Listings of element regions
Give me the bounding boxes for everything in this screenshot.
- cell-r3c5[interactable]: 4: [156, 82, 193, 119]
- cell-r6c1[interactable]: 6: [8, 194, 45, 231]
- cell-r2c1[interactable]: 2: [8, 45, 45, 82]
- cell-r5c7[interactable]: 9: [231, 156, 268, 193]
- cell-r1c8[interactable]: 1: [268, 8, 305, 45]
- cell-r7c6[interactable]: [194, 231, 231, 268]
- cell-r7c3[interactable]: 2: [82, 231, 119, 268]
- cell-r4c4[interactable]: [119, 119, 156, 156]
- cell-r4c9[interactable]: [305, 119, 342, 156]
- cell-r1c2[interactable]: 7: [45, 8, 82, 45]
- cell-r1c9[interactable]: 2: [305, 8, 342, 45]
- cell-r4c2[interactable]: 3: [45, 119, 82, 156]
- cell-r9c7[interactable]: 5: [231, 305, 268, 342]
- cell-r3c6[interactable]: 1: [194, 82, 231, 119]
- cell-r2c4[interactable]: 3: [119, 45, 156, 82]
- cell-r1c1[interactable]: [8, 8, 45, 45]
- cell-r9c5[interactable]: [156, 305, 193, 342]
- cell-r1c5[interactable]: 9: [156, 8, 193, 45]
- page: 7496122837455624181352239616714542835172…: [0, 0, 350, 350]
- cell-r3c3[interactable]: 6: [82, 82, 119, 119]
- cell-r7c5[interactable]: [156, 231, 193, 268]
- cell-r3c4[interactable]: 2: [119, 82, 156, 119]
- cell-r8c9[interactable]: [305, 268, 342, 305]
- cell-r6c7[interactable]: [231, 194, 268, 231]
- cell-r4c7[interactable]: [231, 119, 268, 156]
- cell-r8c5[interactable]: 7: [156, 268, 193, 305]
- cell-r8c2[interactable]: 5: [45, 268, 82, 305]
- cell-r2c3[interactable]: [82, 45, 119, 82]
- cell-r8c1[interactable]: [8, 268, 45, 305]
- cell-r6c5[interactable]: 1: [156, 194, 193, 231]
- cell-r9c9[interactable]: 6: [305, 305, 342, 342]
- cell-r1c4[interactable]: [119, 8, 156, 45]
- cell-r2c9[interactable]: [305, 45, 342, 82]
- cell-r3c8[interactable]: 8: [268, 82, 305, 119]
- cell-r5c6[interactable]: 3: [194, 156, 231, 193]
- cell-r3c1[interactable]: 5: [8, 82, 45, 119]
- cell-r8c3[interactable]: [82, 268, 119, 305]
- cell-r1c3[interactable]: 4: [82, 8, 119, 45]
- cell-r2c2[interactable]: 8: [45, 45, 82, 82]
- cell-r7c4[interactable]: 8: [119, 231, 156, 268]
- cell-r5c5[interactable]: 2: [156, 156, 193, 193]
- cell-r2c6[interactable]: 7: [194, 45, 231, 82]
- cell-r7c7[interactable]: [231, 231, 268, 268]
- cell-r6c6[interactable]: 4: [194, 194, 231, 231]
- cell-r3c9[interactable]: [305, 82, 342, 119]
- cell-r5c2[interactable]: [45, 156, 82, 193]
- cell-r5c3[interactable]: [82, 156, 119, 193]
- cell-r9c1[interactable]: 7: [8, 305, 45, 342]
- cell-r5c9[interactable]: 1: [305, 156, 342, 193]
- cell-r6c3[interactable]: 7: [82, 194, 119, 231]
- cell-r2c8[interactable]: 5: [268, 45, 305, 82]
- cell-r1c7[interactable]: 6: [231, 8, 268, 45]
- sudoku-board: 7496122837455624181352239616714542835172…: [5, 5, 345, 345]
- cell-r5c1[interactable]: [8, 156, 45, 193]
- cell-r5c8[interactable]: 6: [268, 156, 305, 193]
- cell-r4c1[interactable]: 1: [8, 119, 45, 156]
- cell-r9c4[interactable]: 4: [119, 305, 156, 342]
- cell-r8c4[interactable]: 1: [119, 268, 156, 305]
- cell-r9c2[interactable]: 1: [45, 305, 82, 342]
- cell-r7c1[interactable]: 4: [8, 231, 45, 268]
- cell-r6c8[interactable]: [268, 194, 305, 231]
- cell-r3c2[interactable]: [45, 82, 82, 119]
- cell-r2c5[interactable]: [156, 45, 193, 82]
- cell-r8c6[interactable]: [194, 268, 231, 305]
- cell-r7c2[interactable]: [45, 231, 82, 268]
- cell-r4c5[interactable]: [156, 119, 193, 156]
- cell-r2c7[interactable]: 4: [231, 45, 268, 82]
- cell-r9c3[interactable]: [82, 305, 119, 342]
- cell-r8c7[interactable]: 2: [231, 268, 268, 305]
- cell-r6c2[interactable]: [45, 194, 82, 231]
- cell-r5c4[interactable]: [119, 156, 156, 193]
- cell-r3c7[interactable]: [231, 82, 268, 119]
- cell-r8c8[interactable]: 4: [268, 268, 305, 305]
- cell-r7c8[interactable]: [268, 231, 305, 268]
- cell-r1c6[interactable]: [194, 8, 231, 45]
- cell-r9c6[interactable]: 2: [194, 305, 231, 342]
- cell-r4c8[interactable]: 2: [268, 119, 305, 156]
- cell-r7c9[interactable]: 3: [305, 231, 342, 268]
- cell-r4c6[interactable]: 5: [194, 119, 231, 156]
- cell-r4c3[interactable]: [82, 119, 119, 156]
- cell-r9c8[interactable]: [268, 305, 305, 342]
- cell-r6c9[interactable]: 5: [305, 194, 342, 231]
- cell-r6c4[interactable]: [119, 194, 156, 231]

__Work to be completed__
Put every line of the material above into a JSON list of strings, one string per line, skipping blank lines.

__Answer to this problem__
[
  "Give me the bounding boxes for everything in this screenshot.",
  "- cell-r3c5[interactable]: 4: [156, 82, 193, 119]",
  "- cell-r6c1[interactable]: 6: [8, 194, 45, 231]",
  "- cell-r2c1[interactable]: 2: [8, 45, 45, 82]",
  "- cell-r5c7[interactable]: 9: [231, 156, 268, 193]",
  "- cell-r1c8[interactable]: 1: [268, 8, 305, 45]",
  "- cell-r7c6[interactable]: [194, 231, 231, 268]",
  "- cell-r7c3[interactable]: 2: [82, 231, 119, 268]",
  "- cell-r4c4[interactable]: [119, 119, 156, 156]",
  "- cell-r4c9[interactable]: [305, 119, 342, 156]",
  "- cell-r1c2[interactable]: 7: [45, 8, 82, 45]",
  "- cell-r1c9[interactable]: 2: [305, 8, 342, 45]",
  "- cell-r4c2[interactable]: 3: [45, 119, 82, 156]",
  "- cell-r9c7[interactable]: 5: [231, 305, 268, 342]",
  "- cell-r3c6[interactable]: 1: [194, 82, 231, 119]",
  "- cell-r2c4[interactable]: 3: [119, 45, 156, 82]",
  "- cell-r1c1[interactable]: [8, 8, 45, 45]",
  "- cell-r9c5[interactable]: [156, 305, 193, 342]",
  "- cell-r1c5[interactable]: 9: [156, 8, 193, 45]",
  "- page: 7496122837455624181352239616714542835172…: [0, 0, 350, 350]",
  "- cell-r3c3[interactable]: 6: [82, 82, 119, 119]",
  "- cell-r7c5[interactable]: [156, 231, 193, 268]",
  "- cell-r3c4[interactable]: 2: [119, 82, 156, 119]",
  "- cell-r8c9[interactable]: [305, 268, 342, 305]",
  "- cell-r6c7[interactable]: [231, 194, 268, 231]",
  "- cell-r4c7[interactable]: [231, 119, 268, 156]",
  "- cell-r8c5[interactable]: 7: [156, 268, 193, 305]",
  "- cell-r8c2[interactable]: 5: [45, 268, 82, 305]",
  "- cell-r2c3[interactable]: [82, 45, 119, 82]",
  "- cell-r8c1[interactable]: [8, 268, 45, 305]",
  "- cell-r6c5[interactable]: 1: [156, 194, 193, 231]",
  "- cell-r9c9[interactable]: 6: [305, 305, 342, 342]",
  "- cell-r1c4[interactable]: [119, 8, 156, 45]",
  "- cell-r2c9[interactable]: [305, 45, 342, 82]",
  "- cell-r3c8[interactable]: 8: [268, 82, 305, 119]",
  "- cell-r5c6[interactable]: 3: [194, 156, 231, 193]",
  "- cell-r3c1[interactable]: 5: [8, 82, 45, 119]",
  "- cell-r8c3[interactable]: [82, 268, 119, 305]",
  "- cell-r1c3[interactable]: 4: [82, 8, 119, 45]",
  "- cell-r2c2[interactable]: 8: [45, 45, 82, 82]",
  "- cell-r7c4[interactable]: 8: [119, 231, 156, 268]",
  "- cell-r5c5[interactable]: 2: [156, 156, 193, 193]",
  "- cell-r2c6[interactable]: 7: [194, 45, 231, 82]",
  "- cell-r7c7[interactable]: [231, 231, 268, 268]",
  "- cell-r6c6[interactable]: 4: [194, 194, 231, 231]",
  "- cell-r3c9[interactable]: [305, 82, 342, 119]",
  "- cell-r5c2[interactable]: [45, 156, 82, 193]",
  "- cell-r5c3[interactable]: [82, 156, 119, 193]",
  "- cell-r9c1[interactable]: 7: [8, 305, 45, 342]",
  "- cell-r5c9[interactable]: 1: [305, 156, 342, 193]",
  "- cell-r6c3[interactable]: 7: [82, 194, 119, 231]",
  "- cell-r2c8[interactable]: 5: [268, 45, 305, 82]",
  "- cell-r1c7[interactable]: 6: [231, 8, 268, 45]",
  "- sudoku-board: 7496122837455624181352239616714542835172…: [5, 5, 345, 345]",
  "- cell-r5c1[interactable]: [8, 156, 45, 193]",
  "- cell-r5c8[interactable]: 6: [268, 156, 305, 193]",
  "- cell-r4c1[interactable]: 1: [8, 119, 45, 156]",
  "- cell-r9c4[interactable]: 4: [119, 305, 156, 342]",
  "- cell-r8c4[interactable]: 1: [119, 268, 156, 305]",
  "- cell-r9c2[interactable]: 1: [45, 305, 82, 342]",
  "- cell-r7c1[interactable]: 4: [8, 231, 45, 268]",
  "- cell-r6c8[interactable]: [268, 194, 305, 231]",
  "- cell-r3c2[interactable]: [45, 82, 82, 119]",
  "- cell-r2c5[interactable]: [156, 45, 193, 82]",
  "- cell-r8c6[interactable]: [194, 268, 231, 305]",
  "- cell-r7c2[interactable]: [45, 231, 82, 268]",
  "- cell-r4c5[interactable]: [156, 119, 193, 156]",
  "- cell-r2c7[interactable]: 4: [231, 45, 268, 82]",
  "- cell-r9c3[interactable]: [82, 305, 119, 342]",
  "- cell-r8c7[interactable]: 2: [231, 268, 268, 305]",
  "- cell-r6c2[interactable]: [45, 194, 82, 231]",
  "- cell-r5c4[interactable]: [119, 156, 156, 193]",
  "- cell-r3c7[interactable]: [231, 82, 268, 119]",
  "- cell-r8c8[interactable]: 4: [268, 268, 305, 305]",
  "- cell-r7c8[interactable]: [268, 231, 305, 268]",
  "- cell-r1c6[interactable]: [194, 8, 231, 45]",
  "- cell-r9c6[interactable]: 2: [194, 305, 231, 342]",
  "- cell-r4c8[interactable]: 2: [268, 119, 305, 156]",
  "- cell-r7c9[interactable]: 3: [305, 231, 342, 268]",
  "- cell-r4c6[interactable]: 5: [194, 119, 231, 156]",
  "- cell-r4c3[interactable]: [82, 119, 119, 156]",
  "- cell-r9c8[interactable]: [268, 305, 305, 342]",
  "- cell-r6c9[interactable]: 5: [305, 194, 342, 231]",
  "- cell-r6c4[interactable]: [119, 194, 156, 231]"
]